* start *
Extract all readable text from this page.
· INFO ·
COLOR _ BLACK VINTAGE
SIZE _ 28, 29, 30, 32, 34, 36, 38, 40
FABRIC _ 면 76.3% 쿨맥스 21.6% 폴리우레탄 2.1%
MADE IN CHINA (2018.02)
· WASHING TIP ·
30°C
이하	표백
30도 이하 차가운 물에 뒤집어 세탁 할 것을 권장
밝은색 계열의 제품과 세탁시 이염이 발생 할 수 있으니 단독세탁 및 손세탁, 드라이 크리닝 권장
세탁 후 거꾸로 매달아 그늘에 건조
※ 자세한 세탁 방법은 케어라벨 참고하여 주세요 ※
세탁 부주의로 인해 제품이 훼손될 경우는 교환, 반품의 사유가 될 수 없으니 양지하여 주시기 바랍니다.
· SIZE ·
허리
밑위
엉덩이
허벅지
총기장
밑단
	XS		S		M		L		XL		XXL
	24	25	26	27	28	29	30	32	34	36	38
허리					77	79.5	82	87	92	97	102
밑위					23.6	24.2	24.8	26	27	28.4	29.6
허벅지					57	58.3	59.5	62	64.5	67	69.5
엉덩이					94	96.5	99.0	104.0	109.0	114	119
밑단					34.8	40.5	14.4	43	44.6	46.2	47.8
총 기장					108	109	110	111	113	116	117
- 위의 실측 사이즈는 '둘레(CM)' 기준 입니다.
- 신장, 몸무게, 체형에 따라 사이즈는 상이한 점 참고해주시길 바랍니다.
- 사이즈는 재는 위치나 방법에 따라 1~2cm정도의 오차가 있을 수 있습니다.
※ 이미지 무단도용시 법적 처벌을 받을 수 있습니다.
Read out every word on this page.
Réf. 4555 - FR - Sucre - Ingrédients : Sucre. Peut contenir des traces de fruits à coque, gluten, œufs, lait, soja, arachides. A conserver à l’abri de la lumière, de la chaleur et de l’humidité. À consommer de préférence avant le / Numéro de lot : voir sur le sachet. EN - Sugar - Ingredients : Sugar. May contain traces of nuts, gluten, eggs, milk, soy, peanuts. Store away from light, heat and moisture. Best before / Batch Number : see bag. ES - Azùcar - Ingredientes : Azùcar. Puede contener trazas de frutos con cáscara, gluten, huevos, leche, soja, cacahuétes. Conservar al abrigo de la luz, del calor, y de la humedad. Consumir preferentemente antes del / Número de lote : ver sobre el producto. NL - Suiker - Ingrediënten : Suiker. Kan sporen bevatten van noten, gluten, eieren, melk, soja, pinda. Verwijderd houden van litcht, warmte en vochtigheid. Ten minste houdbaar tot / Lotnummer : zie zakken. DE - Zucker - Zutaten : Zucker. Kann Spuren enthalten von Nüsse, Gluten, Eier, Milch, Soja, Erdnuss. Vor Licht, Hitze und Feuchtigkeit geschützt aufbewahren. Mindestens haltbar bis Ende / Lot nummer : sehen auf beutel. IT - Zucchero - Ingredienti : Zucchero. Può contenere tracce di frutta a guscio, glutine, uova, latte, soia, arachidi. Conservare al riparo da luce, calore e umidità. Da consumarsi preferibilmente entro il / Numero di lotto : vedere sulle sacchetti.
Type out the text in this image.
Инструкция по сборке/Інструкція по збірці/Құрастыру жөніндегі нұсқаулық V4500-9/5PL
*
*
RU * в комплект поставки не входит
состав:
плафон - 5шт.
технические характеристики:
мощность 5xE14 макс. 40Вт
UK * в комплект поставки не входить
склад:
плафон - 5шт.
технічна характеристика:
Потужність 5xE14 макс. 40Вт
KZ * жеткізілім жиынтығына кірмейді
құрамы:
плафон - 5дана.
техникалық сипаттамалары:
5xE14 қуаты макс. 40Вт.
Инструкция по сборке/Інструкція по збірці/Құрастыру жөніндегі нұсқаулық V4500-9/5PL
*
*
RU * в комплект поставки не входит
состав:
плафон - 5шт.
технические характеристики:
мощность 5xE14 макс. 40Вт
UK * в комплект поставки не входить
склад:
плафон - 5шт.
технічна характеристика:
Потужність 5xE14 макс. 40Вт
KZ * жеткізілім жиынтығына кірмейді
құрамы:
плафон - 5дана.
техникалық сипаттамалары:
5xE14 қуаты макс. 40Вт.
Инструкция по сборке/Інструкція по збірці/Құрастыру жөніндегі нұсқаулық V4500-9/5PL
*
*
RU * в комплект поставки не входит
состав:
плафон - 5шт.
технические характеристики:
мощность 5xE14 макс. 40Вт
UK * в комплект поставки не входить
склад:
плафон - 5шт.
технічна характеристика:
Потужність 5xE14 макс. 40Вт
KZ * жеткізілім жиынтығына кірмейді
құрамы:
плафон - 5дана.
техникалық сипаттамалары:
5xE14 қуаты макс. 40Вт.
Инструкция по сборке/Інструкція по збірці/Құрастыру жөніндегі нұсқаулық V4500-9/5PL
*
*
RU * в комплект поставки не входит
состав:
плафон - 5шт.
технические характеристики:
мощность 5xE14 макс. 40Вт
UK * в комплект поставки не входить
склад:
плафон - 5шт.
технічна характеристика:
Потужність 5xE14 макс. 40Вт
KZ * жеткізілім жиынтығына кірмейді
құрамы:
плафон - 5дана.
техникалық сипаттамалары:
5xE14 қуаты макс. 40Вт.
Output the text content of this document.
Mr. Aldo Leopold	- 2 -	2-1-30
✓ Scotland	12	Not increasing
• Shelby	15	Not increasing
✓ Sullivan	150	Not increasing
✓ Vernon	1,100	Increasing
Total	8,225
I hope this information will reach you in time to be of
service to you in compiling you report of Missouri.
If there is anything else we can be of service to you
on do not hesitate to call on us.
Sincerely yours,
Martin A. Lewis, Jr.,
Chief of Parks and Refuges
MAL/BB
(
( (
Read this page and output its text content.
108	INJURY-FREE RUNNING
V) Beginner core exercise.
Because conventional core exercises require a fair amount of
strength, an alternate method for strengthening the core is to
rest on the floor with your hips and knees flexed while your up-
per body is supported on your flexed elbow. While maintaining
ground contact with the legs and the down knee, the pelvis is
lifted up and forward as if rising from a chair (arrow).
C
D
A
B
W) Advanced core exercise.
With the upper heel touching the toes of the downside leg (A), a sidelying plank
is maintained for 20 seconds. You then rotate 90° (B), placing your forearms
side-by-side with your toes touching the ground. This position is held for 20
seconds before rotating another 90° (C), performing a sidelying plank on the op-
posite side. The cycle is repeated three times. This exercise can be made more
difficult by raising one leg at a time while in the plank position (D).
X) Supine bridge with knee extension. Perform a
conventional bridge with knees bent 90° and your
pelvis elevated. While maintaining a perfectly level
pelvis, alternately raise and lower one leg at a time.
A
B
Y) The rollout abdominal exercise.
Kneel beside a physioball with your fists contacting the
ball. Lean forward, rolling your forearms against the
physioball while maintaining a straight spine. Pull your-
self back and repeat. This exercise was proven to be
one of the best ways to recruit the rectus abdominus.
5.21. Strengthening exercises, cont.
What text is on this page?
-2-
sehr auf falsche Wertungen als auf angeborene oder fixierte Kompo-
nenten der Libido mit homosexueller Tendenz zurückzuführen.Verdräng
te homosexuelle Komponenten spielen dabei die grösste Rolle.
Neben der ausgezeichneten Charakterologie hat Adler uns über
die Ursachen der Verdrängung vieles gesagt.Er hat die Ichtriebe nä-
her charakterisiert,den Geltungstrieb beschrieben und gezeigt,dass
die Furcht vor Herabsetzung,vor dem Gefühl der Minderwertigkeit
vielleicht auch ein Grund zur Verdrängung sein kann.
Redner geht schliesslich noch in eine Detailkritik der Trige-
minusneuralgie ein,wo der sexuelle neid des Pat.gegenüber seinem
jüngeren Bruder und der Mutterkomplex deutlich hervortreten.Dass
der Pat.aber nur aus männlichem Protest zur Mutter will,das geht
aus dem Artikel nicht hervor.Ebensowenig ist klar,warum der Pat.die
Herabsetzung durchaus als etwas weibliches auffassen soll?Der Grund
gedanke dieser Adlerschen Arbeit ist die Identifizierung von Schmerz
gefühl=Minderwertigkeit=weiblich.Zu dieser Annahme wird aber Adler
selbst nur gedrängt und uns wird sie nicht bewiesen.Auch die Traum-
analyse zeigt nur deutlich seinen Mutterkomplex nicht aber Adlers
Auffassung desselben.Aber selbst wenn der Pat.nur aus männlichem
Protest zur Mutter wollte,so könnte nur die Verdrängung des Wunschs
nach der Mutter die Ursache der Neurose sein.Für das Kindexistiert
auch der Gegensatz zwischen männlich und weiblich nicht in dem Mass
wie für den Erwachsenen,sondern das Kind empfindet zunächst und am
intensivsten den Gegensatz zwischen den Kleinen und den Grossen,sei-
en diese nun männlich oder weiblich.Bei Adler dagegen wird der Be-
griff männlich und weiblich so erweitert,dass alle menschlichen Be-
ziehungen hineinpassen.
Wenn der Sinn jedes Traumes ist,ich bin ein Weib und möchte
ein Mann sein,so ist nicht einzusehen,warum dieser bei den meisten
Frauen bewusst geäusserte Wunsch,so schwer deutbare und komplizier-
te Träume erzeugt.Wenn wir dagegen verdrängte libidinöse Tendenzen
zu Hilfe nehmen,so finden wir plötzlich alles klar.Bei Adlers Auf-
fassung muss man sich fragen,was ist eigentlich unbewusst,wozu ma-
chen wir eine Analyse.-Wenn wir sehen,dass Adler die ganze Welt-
* end *
**Given request:** Read the lines above. Gather those in which the string "dagegen" is found.

**Solution for this task:**
en diese nun männlich oder weiblich.Bei Adler dagegen wird der Be-
te Träume erzeugt.Wenn wir dagegen verdrängte libidinöse Tendenzen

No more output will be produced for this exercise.